Saved entries:
━━━━

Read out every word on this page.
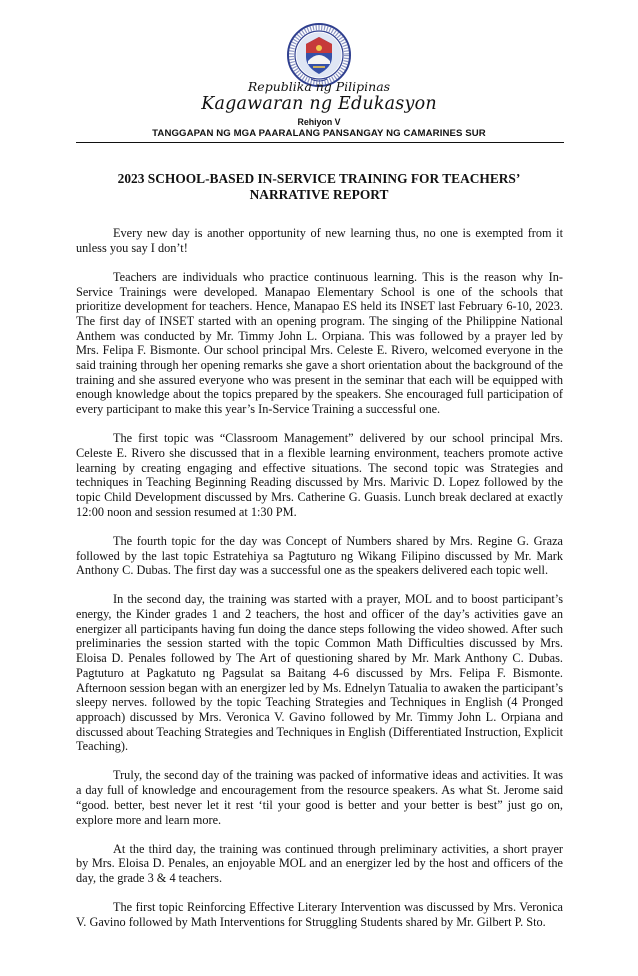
Republika ng Pilipinas
Kagawaran ng Edukasyon
Rehiyon V
TANGGAPAN NG MGA PAARALANG PANSANGAY NG CAMARINES SUR
2023 SCHOOL-BASED IN-SERVICE TRAINING FOR TEACHERS’
NARRATIVE REPORT

Every new day is another opportunity of new learning thus, no one is exempted from it unless you say I don’t!

Teachers are individuals who practice continuous learning. This is the reason why In-Service Trainings were developed. Manapao Elementary School is one of the schools that prioritize development for teachers. Hence, Manapao ES held its INSET last February 6-10, 2023. The first day of INSET started with an opening program. The singing of the Philippine National Anthem was conducted by Mr. Timmy John L. Orpiana. This was followed by a prayer led by Mrs. Felipa F. Bismonte. Our school principal Mrs. Celeste E. Rivero, welcomed everyone in the said training through her opening remarks she gave a short orientation about the background of the training and she assured everyone who was present in the seminar that each will be equipped with enough knowledge about the topics prepared by the speakers. She encouraged full participation of every participant to make this year’s In-Service Training a successful one.

The first topic was “Classroom Management” delivered by our school principal Mrs. Celeste E. Rivero she discussed that in a flexible learning environment, teachers promote active learning by creating engaging and effective situations. The second topic was Strategies and techniques in Teaching Beginning Reading discussed by Mrs. Marivic D. Lopez followed by the topic Child Development discussed by Mrs. Catherine G. Guasis. Lunch break declared at exactly 12:00 noon and session resumed at 1:30 PM.

The fourth topic for the day was Concept of Numbers shared by Mrs. Regine G. Graza followed by the last topic Estratehiya sa Pagtuturo ng Wikang Filipino discussed by Mr. Mark Anthony C. Dubas. The first day was a successful one as the speakers delivered each topic well.

In the second day, the training was started with a prayer, MOL and to boost participant’s energy, the Kinder grades 1 and 2 teachers, the host and officer of the day’s activities gave an energizer all participants having fun doing the dance steps following the video showed. After such preliminaries the session started with the topic Common Math Difficulties discussed by Mrs. Eloisa D. Penales followed by The Art of questioning shared by Mr. Mark Anthony C. Dubas. Pagtuturo at Pagkatuto ng Pagsulat sa Baitang 4-6 discussed by Mrs. Felipa F. Bismonte. Afternoon session began with an energizer led by Ms. Ednelyn Tatualia to awaken the participant’s sleepy nerves. followed by the topic Teaching Strategies and Techniques in English (4 Pronged approach) discussed by Mrs. Veronica V. Gavino followed by Mr. Timmy John L. Orpiana and discussed about Teaching Strategies and Techniques in English (Differentiated Instruction, Explicit Teaching).

Truly, the second day of the training was packed of informative ideas and activities. It was a day full of knowledge and encouragement from the resource speakers. As what St. Jerome said “good. better, best never let it rest ‘til your good is better and your better is best” just go on, explore more and learn more.

At the third day, the training was continued through preliminary activities, a short prayer by Mrs. Eloisa D. Penales, an enjoyable MOL and an energizer led by the host and officers of the day, the grade 3 & 4 teachers.

The first topic Reinforcing Effective Literary Intervention was discussed by Mrs. Veronica V. Gavino followed by Math Interventions for Struggling Students shared by Mr. Gilbert P. Sto.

━━━━

__REQUEST__.
Where a line holds "delivered", copy that line.

__SOLUTION FOR THIS EXERCISE__.
The first topic was “Classroom Management” delivered by our school principal Mrs. Celeste E. Rivero she discussed that in a flexible learning environment, teachers promote active learning by creating engaging and effective situations. The second topic was Strategies and techniques in Teaching Beginning Reading discussed by Mrs. Marivic D. Lopez followed by the topic Child Development discussed by Mrs. Catherine G. Guasis. Lunch break declared at exactly 12:00 noon and session resumed at 1:30 PM.
The fourth topic for the day was Concept of Numbers shared by Mrs. Regine G. Graza followed by the last topic Estratehiya sa Pagtuturo ng Wikang Filipino discussed by Mr. Mark Anthony C. Dubas. The first day was a successful one as the speakers delivered each topic well.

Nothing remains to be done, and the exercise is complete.